[Start Raw records]

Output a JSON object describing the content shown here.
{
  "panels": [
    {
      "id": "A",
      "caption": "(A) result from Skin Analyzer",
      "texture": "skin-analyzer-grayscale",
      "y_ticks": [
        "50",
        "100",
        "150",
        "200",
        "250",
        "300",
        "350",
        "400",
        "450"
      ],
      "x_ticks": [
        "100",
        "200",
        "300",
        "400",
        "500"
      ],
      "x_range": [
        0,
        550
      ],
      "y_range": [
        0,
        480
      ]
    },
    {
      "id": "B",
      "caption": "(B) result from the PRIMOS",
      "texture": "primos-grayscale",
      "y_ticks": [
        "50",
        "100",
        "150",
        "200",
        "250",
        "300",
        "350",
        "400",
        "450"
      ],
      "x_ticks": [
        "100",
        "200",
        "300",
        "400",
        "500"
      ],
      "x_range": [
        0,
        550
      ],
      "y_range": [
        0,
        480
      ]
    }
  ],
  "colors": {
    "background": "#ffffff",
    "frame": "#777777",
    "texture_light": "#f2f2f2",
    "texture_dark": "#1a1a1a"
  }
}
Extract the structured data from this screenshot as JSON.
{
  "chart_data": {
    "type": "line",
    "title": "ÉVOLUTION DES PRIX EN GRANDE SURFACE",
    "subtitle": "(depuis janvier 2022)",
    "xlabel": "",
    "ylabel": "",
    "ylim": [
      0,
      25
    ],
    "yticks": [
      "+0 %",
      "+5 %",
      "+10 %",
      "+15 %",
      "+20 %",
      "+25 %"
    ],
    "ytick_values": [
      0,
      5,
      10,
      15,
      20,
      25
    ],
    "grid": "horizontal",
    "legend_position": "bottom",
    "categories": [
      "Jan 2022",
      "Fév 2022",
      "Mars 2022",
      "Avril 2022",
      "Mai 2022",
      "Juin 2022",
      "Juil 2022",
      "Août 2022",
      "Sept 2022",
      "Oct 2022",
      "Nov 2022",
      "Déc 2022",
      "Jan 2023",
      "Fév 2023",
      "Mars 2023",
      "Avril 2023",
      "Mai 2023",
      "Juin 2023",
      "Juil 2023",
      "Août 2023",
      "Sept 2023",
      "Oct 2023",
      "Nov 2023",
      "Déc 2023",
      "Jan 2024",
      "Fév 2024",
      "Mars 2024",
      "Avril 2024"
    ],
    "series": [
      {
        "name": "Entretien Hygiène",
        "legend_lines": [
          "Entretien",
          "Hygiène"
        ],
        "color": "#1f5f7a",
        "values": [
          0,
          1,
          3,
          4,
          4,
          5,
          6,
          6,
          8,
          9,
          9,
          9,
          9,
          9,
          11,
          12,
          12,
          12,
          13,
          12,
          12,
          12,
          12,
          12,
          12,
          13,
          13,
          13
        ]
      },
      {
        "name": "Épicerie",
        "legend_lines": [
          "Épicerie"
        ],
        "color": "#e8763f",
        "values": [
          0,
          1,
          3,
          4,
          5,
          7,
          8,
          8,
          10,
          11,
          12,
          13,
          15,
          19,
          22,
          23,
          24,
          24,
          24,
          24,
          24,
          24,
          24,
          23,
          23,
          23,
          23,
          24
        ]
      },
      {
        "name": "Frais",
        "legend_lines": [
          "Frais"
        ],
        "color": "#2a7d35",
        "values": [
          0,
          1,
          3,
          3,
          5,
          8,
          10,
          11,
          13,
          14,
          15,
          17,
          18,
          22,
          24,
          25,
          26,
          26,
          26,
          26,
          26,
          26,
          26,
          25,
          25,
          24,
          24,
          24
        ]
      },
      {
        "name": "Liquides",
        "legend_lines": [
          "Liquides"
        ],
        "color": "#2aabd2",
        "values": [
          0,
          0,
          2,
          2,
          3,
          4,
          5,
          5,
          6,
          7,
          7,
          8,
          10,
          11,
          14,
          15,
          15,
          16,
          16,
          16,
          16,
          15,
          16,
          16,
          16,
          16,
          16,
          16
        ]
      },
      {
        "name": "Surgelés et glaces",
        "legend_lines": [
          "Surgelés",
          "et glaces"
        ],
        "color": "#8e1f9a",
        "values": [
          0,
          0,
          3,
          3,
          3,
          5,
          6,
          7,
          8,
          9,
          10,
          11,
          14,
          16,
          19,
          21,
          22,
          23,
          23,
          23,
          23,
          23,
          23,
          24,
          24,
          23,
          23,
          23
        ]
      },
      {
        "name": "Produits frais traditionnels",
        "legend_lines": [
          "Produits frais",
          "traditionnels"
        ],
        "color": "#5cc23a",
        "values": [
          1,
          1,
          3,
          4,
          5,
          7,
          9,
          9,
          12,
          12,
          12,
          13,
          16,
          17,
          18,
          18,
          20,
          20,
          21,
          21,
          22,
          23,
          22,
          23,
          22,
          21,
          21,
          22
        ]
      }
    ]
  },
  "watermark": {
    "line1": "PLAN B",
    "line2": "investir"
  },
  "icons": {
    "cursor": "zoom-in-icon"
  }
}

[End Raw records]

= Set exercise =
Only a number is wanted: how many lines contain "name"?

= Completed exercise =
6